# Brief
Extract every line from the records below that contains the word "Schauspielhaus".

# Supplied records
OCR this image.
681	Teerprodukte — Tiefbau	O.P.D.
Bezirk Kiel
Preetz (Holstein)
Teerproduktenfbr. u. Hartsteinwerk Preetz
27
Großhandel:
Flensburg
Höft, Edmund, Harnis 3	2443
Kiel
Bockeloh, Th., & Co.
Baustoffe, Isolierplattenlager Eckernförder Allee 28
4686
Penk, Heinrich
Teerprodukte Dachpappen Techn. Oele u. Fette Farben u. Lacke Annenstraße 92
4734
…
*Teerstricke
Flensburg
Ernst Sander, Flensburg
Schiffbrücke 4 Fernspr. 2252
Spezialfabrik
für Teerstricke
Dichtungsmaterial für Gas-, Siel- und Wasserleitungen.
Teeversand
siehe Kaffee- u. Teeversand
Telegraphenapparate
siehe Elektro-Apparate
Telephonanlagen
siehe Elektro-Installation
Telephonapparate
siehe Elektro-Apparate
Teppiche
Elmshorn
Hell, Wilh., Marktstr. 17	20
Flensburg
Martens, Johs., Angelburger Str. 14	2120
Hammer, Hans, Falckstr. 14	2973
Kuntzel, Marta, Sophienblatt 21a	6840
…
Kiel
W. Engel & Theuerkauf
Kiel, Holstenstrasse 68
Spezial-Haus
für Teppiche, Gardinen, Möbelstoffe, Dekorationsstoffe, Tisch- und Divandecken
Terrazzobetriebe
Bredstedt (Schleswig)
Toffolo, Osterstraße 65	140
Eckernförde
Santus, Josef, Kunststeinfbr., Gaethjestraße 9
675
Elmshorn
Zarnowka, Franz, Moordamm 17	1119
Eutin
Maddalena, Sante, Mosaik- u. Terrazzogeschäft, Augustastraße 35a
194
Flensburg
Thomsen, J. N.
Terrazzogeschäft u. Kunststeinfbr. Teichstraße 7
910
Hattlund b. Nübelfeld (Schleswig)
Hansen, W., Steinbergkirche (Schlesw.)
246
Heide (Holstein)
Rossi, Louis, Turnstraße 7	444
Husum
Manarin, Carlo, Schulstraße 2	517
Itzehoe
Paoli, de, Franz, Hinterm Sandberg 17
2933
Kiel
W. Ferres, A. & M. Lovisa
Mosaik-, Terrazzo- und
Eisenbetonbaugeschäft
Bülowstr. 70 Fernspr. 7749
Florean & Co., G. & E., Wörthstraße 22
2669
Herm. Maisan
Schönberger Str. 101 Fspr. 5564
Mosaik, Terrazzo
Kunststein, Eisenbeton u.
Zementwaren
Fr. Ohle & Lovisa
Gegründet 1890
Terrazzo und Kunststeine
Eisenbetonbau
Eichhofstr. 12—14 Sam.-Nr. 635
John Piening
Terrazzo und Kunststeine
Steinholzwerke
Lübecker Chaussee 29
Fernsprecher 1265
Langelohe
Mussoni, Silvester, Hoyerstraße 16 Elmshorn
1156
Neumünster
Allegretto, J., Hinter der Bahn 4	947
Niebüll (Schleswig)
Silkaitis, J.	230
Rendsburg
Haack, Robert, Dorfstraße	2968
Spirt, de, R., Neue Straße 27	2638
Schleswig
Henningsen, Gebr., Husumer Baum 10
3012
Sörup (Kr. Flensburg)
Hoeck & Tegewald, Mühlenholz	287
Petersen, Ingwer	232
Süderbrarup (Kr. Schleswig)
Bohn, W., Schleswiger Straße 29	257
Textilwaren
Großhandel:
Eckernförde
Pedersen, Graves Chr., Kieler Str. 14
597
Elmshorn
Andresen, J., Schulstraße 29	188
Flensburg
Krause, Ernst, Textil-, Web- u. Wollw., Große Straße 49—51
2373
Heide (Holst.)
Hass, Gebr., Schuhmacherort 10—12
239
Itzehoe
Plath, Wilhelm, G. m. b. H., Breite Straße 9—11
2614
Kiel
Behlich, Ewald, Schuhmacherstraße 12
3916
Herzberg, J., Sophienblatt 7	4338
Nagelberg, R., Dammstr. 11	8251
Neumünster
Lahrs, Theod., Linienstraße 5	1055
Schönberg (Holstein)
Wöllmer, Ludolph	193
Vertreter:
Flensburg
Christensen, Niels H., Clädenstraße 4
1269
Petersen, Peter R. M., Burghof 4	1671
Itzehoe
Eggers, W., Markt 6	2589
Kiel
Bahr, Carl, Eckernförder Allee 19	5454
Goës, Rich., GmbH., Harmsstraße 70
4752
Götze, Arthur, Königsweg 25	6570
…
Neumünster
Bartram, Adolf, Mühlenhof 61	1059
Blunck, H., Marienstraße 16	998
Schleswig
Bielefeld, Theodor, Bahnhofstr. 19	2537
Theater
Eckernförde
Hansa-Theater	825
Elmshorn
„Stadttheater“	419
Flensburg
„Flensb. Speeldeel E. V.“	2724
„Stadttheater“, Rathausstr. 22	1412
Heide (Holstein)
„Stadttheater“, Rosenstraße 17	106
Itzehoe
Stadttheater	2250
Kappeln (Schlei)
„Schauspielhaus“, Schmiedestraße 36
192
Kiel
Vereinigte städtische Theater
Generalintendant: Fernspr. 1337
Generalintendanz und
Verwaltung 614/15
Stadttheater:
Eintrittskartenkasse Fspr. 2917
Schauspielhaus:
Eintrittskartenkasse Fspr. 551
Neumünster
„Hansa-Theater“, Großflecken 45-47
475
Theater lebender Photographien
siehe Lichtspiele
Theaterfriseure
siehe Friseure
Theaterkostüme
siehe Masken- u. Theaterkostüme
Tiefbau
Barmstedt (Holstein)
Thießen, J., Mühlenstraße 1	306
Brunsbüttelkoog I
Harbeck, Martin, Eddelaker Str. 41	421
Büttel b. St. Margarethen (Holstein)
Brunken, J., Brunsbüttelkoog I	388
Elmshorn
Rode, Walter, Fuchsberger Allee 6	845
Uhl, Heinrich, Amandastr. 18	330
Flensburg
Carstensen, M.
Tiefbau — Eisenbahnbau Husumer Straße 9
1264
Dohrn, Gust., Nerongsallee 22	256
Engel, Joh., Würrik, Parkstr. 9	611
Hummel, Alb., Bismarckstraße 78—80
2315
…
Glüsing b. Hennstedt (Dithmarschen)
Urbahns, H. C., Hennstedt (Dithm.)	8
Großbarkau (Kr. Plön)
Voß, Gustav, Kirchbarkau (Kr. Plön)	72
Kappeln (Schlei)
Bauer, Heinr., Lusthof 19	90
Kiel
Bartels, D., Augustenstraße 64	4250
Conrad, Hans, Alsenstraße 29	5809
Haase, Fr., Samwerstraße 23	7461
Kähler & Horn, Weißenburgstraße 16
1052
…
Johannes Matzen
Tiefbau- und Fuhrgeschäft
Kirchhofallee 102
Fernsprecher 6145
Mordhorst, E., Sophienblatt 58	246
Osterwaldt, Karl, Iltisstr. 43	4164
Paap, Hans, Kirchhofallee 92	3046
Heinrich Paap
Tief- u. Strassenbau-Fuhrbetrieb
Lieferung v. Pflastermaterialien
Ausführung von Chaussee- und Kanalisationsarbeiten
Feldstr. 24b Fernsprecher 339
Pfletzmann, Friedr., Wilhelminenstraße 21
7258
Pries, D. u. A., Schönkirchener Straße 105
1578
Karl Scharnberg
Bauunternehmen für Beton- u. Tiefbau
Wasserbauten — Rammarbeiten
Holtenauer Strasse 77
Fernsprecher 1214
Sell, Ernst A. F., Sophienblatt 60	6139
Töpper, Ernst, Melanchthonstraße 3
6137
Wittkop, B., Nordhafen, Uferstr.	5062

# Solution for this problem
„Schauspielhaus“, Schmiedestraße 36
Schauspielhaus:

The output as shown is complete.